* _DIRECTIONS_
Write the listing out again, all of it, word for word.

*** INFORMATION PROVIDED

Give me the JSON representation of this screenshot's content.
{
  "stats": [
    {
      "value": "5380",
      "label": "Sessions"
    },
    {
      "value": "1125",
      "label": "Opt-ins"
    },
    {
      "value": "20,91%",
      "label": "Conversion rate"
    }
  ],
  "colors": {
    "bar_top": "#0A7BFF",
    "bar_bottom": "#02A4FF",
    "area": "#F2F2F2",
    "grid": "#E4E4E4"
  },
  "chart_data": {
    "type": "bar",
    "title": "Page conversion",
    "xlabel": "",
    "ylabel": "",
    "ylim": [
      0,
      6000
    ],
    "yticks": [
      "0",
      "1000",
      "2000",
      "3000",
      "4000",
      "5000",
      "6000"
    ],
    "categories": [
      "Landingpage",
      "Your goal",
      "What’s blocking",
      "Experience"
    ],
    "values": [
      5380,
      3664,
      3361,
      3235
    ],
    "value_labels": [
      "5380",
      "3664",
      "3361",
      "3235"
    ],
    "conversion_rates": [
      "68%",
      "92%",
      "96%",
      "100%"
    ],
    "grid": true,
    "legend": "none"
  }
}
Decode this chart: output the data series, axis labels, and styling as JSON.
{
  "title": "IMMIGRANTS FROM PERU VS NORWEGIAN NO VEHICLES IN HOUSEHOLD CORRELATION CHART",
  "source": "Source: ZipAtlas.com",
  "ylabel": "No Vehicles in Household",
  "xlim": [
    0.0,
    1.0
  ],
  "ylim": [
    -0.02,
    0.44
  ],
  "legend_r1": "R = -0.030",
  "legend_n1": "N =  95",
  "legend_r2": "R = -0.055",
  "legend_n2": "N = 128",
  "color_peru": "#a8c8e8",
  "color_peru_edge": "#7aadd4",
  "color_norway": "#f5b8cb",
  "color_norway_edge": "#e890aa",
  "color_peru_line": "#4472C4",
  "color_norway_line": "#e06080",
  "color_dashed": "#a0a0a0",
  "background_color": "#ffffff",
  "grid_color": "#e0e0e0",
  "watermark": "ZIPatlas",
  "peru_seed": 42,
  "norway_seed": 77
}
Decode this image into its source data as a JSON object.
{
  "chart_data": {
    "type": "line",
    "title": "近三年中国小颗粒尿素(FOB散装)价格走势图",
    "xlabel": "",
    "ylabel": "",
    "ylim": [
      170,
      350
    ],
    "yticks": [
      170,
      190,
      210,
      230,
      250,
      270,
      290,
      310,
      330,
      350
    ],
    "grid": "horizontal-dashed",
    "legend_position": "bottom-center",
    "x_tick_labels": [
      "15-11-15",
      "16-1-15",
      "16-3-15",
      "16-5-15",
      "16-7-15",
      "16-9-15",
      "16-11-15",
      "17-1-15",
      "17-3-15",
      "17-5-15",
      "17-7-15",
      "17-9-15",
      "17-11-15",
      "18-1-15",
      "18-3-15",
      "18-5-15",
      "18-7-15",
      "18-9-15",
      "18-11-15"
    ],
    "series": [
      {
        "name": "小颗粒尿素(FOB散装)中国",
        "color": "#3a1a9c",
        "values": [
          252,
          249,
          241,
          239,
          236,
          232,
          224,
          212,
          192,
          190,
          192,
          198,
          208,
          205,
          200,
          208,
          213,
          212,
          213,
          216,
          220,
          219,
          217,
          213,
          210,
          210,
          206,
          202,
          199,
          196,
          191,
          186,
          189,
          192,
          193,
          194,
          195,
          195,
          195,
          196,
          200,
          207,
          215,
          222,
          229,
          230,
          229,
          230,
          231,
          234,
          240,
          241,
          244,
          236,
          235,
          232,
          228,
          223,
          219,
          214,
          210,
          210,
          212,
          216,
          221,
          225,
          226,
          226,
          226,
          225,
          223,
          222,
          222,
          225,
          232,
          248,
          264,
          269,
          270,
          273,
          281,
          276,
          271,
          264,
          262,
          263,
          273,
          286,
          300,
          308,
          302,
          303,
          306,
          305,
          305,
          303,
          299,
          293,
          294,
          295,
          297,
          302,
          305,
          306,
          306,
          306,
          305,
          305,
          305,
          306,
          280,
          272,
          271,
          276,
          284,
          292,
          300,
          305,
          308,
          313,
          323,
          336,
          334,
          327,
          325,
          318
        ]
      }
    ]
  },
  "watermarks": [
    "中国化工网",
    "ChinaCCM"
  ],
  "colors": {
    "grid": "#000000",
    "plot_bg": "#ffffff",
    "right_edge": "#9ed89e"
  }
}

******

* _IN RESPONSE_
Give me the JSON representation of this screenshot's content.
{
  "stats": [
    {
      "value": "5380",
      "label": "Sessions"
    },
    {
      "value": "1125",
      "label": "Opt-ins"
    },
    {
      "value": "20,91%",
      "label": "Conversion rate"
    }
  ],
  "colors": {
    "bar_top": "#0A7BFF",
    "bar_bottom": "#02A4FF",
    "area": "#F2F2F2",
    "grid": "#E4E4E4"
  },
  "chart_data": {
    "type": "bar",
    "title": "Page conversion",
    "xlabel": "",
    "ylabel": "",
    "ylim": [
      0,
      6000
    ],
    "yticks": [
      "0",
      "1000",
      "2000",
      "3000",
      "4000",
      "5000",
      "6000"
    ],
    "categories": [
      "Landingpage",
      "Your goal",
      "What’s blocking",
      "Experience"
    ],
    "values": [
      5380,
      3664,
      3361,
      3235
    ],
    "value_labels": [
      "5380",
      "3664",
      "3361",
      "3235"
    ],
    "conversion_rates": [
      "68%",
      "92%",
      "96%",
      "100%"
    ],
    "grid": true,
    "legend": "none"
  }
}
Decode this chart: output the data series, axis labels, and styling as JSON.
{
  "title": "IMMIGRANTS FROM PERU VS NORWEGIAN NO VEHICLES IN HOUSEHOLD CORRELATION CHART",
  "source": "Source: ZipAtlas.com",
  "ylabel": "No Vehicles in Household",
  "xlim": [
    0.0,
    1.0
  ],
  "ylim": [
    -0.02,
    0.44
  ],
  "legend_r1": "R = -0.030",
  "legend_n1": "N =  95",
  "legend_r2": "R = -0.055",
  "legend_n2": "N = 128",
  "color_peru": "#a8c8e8",
  "color_peru_edge": "#7aadd4",
  "color_norway": "#f5b8cb",
  "color_norway_edge": "#e890aa",
  "color_peru_line": "#4472C4",
  "color_norway_line": "#e06080",
  "color_dashed": "#a0a0a0",
  "background_color": "#ffffff",
  "grid_color": "#e0e0e0",
  "watermark": "ZIPatlas",
  "peru_seed": 42,
  "norway_seed": 77
}
Decode this image into its source data as a JSON object.
{
  "chart_data": {
    "type": "line",
    "title": "近三年中国小颗粒尿素(FOB散装)价格走势图",
    "xlabel": "",
    "ylabel": "",
    "ylim": [
      170,
      350
    ],
    "yticks": [
      170,
      190,
      210,
      230,
      250,
      270,
      290,
      310,
      330,
      350
    ],
    "grid": "horizontal-dashed",
    "legend_position": "bottom-center",
    "x_tick_labels": [
      "15-11-15",
      "16-1-15",
      "16-3-15",
      "16-5-15",
      "16-7-15",
      "16-9-15",
      "16-11-15",
      "17-1-15",
      "17-3-15",
      "17-5-15",
      "17-7-15",
      "17-9-15",
      "17-11-15",
      "18-1-15",
      "18-3-15",
      "18-5-15",
      "18-7-15",
      "18-9-15",
      "18-11-15"
    ],
    "series": [
      {
        "name": "小颗粒尿素(FOB散装)中国",
        "color": "#3a1a9c",
        "values": [
          252,
          249,
          241,
          239,
          236,
          232,
          224,
          212,
          192,
          190,
          192,
          198,
          208,
          205,
          200,
          208,
          213,
          212,
          213,
          216,
          220,
          219,
          217,
          213,
          210,
          210,
          206,
          202,
          199,
          196,
          191,
          186,
          189,
          192,
          193,
          194,
          195,
          195,
          195,
          196,
          200,
          207,
          215,
          222,
          229,
          230,
          229,
          230,
          231,
          234,
          240,
          241,
          244,
          236,
          235,
          232,
          228,
          223,
          219,
          214,
          210,
          210,
          212,
          216,
          221,
          225,
          226,
          226,
          226,
          225,
          223,
          222,
          222,
          225,
          232,
          248,
          264,
          269,
          270,
          273,
          281,
          276,
          271,
          264,
          262,
          263,
          273,
          286,
          300,
          308,
          302,
          303,
          306,
          305,
          305,
          303,
          299,
          293,
          294,
          295,
          297,
          302,
          305,
          306,
          306,
          306,
          305,
          305,
          305,
          306,
          280,
          272,
          271,
          276,
          284,
          292,
          300,
          305,
          308,
          313,
          323,
          336,
          334,
          327,
          325,
          318
        ]
      }
    ]
  },
  "watermarks": [
    "中国化工网",
    "ChinaCCM"
  ],
  "colors": {
    "grid": "#000000",
    "plot_bg": "#ffffff",
    "right_edge": "#9ed89e"
  }
}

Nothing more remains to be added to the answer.